[BEGIN]
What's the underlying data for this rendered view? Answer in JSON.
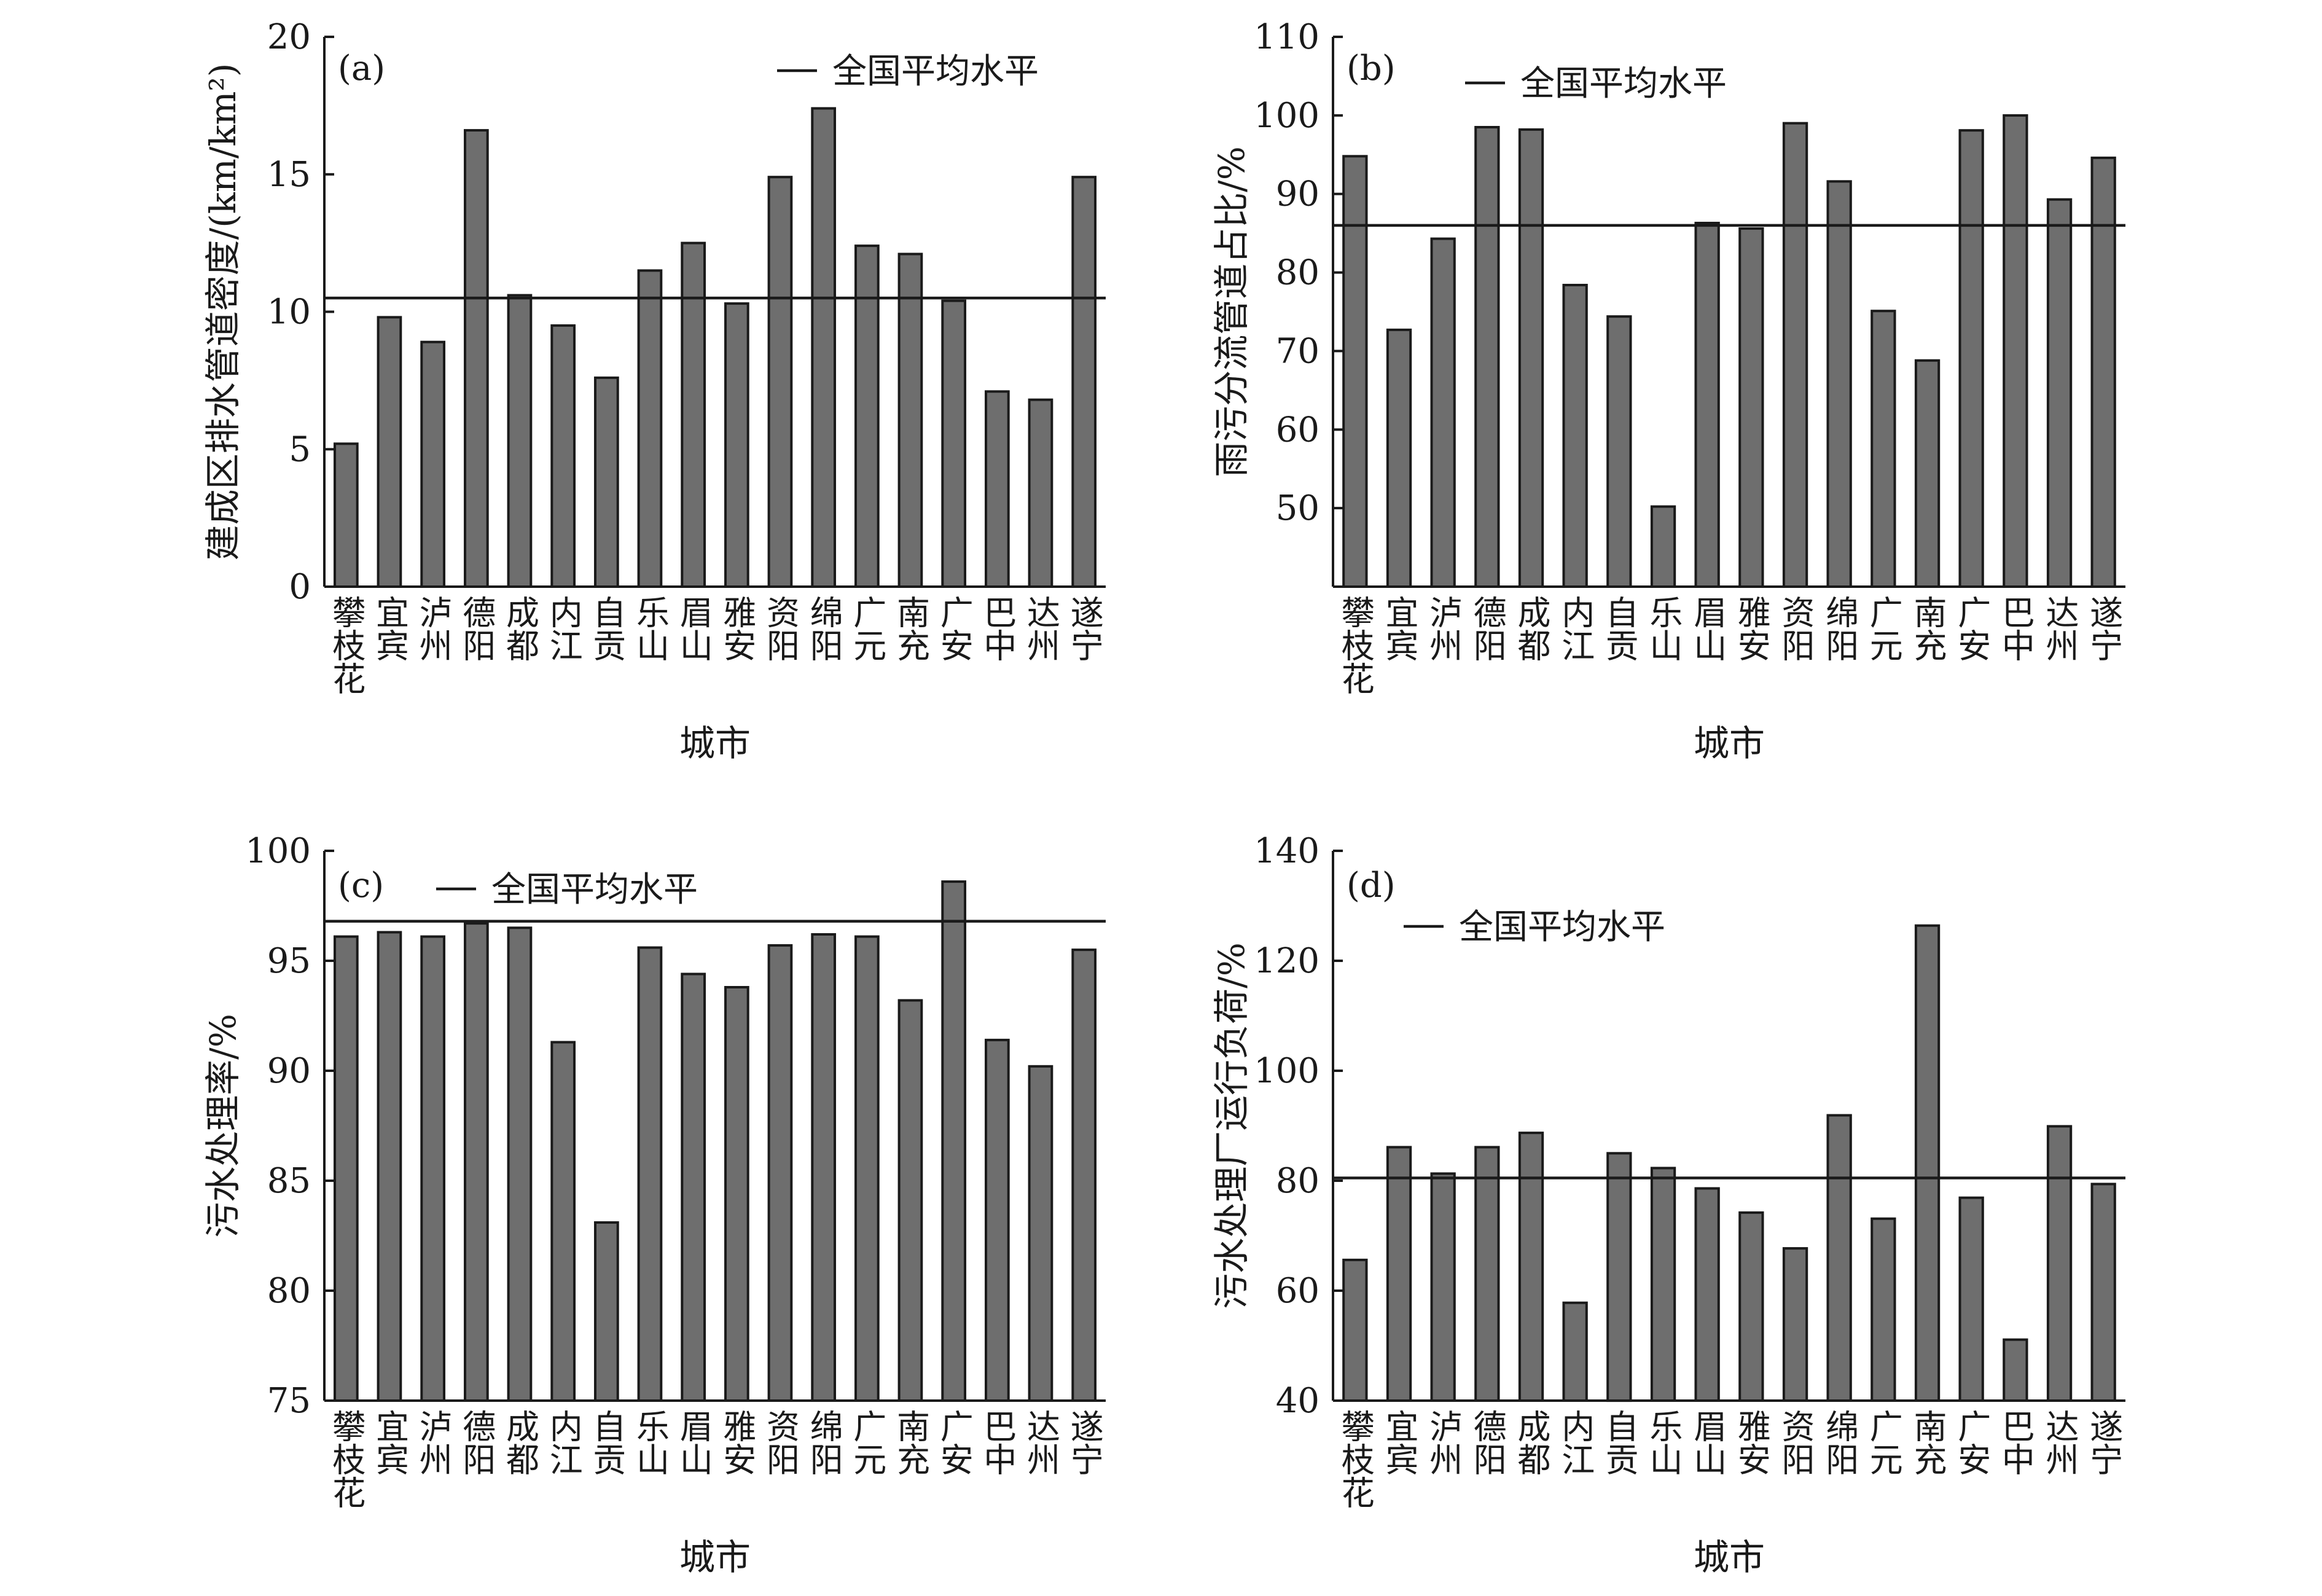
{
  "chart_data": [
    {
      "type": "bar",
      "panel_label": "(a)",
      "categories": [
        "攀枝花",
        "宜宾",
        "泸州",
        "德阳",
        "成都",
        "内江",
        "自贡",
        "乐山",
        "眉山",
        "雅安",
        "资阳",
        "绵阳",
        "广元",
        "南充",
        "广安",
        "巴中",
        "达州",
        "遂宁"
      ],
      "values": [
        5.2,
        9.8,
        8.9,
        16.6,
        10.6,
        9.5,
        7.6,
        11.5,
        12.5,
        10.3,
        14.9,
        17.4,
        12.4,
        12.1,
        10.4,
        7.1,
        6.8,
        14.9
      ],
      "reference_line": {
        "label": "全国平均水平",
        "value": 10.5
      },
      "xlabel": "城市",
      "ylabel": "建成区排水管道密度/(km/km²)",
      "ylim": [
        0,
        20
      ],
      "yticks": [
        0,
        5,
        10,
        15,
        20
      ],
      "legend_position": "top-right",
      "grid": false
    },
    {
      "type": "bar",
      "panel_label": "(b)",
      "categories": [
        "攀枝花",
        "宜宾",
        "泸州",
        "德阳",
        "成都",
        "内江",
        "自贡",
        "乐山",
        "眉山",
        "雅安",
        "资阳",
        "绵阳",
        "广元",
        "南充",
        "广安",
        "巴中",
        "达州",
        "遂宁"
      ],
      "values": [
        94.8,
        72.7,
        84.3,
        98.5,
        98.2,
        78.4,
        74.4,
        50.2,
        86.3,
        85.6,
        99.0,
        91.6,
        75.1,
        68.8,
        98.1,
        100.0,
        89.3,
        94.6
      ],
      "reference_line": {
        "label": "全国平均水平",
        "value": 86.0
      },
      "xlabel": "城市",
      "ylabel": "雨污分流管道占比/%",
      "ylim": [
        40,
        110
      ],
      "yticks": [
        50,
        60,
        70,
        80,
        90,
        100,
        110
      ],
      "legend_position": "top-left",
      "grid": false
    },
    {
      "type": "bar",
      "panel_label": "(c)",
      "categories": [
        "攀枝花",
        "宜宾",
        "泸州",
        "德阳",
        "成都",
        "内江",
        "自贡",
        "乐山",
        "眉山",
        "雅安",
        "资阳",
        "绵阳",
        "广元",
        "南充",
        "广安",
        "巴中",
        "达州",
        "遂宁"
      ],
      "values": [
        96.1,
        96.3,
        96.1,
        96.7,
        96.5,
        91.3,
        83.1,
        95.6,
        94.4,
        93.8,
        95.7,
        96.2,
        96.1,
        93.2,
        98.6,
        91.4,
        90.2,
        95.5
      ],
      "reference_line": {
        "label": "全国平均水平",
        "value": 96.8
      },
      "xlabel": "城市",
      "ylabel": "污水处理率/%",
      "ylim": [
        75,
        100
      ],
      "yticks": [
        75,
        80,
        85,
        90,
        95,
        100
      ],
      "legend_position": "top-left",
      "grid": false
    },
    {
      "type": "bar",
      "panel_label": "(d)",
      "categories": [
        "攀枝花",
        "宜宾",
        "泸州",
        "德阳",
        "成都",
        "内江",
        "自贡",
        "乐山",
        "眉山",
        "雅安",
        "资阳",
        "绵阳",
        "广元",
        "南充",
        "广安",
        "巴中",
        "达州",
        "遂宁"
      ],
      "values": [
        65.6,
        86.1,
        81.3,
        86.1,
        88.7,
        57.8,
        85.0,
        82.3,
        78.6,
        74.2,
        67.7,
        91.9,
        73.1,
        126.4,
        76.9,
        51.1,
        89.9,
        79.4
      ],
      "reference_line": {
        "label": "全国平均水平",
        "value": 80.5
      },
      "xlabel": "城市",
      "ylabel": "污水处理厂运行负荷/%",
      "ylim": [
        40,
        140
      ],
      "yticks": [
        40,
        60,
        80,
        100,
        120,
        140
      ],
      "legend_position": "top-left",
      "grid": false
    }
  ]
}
[END]
## Problem to solve
Restate each line of the records exactly; pictures do not belong in the copy.

## Task output
What's the underlying data for this rendered view? Answer in JSON.
{
  "chart_data": [
    {
      "type": "bar",
      "panel_label": "(a)",
      "categories": [
        "攀枝花",
        "宜宾",
        "泸州",
        "德阳",
        "成都",
        "内江",
        "自贡",
        "乐山",
        "眉山",
        "雅安",
        "资阳",
        "绵阳",
        "广元",
        "南充",
        "广安",
        "巴中",
        "达州",
        "遂宁"
      ],
      "values": [
        5.2,
        9.8,
        8.9,
        16.6,
        10.6,
        9.5,
        7.6,
        11.5,
        12.5,
        10.3,
        14.9,
        17.4,
        12.4,
        12.1,
        10.4,
        7.1,
        6.8,
        14.9
      ],
      "reference_line": {
        "label": "全国平均水平",
        "value": 10.5
      },
      "xlabel": "城市",
      "ylabel": "建成区排水管道密度/(km/km²)",
      "ylim": [
        0,
        20
      ],
      "yticks": [
        0,
        5,
        10,
        15,
        20
      ],
      "legend_position": "top-right",
      "grid": false
    },
    {
      "type": "bar",
      "panel_label": "(b)",
      "categories": [
        "攀枝花",
        "宜宾",
        "泸州",
        "德阳",
        "成都",
        "内江",
        "自贡",
        "乐山",
        "眉山",
        "雅安",
        "资阳",
        "绵阳",
        "广元",
        "南充",
        "广安",
        "巴中",
        "达州",
        "遂宁"
      ],
      "values": [
        94.8,
        72.7,
        84.3,
        98.5,
        98.2,
        78.4,
        74.4,
        50.2,
        86.3,
        85.6,
        99.0,
        91.6,
        75.1,
        68.8,
        98.1,
        100.0,
        89.3,
        94.6
      ],
      "reference_line": {
        "label": "全国平均水平",
        "value": 86.0
      },
      "xlabel": "城市",
      "ylabel": "雨污分流管道占比/%",
      "ylim": [
        40,
        110
      ],
      "yticks": [
        50,
        60,
        70,
        80,
        90,
        100,
        110
      ],
      "legend_position": "top-left",
      "grid": false
    },
    {
      "type": "bar",
      "panel_label": "(c)",
      "categories": [
        "攀枝花",
        "宜宾",
        "泸州",
        "德阳",
        "成都",
        "内江",
        "自贡",
        "乐山",
        "眉山",
        "雅安",
        "资阳",
        "绵阳",
        "广元",
        "南充",
        "广安",
        "巴中",
        "达州",
        "遂宁"
      ],
      "values": [
        96.1,
        96.3,
        96.1,
        96.7,
        96.5,
        91.3,
        83.1,
        95.6,
        94.4,
        93.8,
        95.7,
        96.2,
        96.1,
        93.2,
        98.6,
        91.4,
        90.2,
        95.5
      ],
      "reference_line": {
        "label": "全国平均水平",
        "value": 96.8
      },
      "xlabel": "城市",
      "ylabel": "污水处理率/%",
      "ylim": [
        75,
        100
      ],
      "yticks": [
        75,
        80,
        85,
        90,
        95,
        100
      ],
      "legend_position": "top-left",
      "grid": false
    },
    {
      "type": "bar",
      "panel_label": "(d)",
      "categories": [
        "攀枝花",
        "宜宾",
        "泸州",
        "德阳",
        "成都",
        "内江",
        "自贡",
        "乐山",
        "眉山",
        "雅安",
        "资阳",
        "绵阳",
        "广元",
        "南充",
        "广安",
        "巴中",
        "达州",
        "遂宁"
      ],
      "values": [
        65.6,
        86.1,
        81.3,
        86.1,
        88.7,
        57.8,
        85.0,
        82.3,
        78.6,
        74.2,
        67.7,
        91.9,
        73.1,
        126.4,
        76.9,
        51.1,
        89.9,
        79.4
      ],
      "reference_line": {
        "label": "全国平均水平",
        "value": 80.5
      },
      "xlabel": "城市",
      "ylabel": "污水处理厂运行负荷/%",
      "ylim": [
        40,
        140
      ],
      "yticks": [
        40,
        60,
        80,
        100,
        120,
        140
      ],
      "legend_position": "top-left",
      "grid": false
    }
  ]
}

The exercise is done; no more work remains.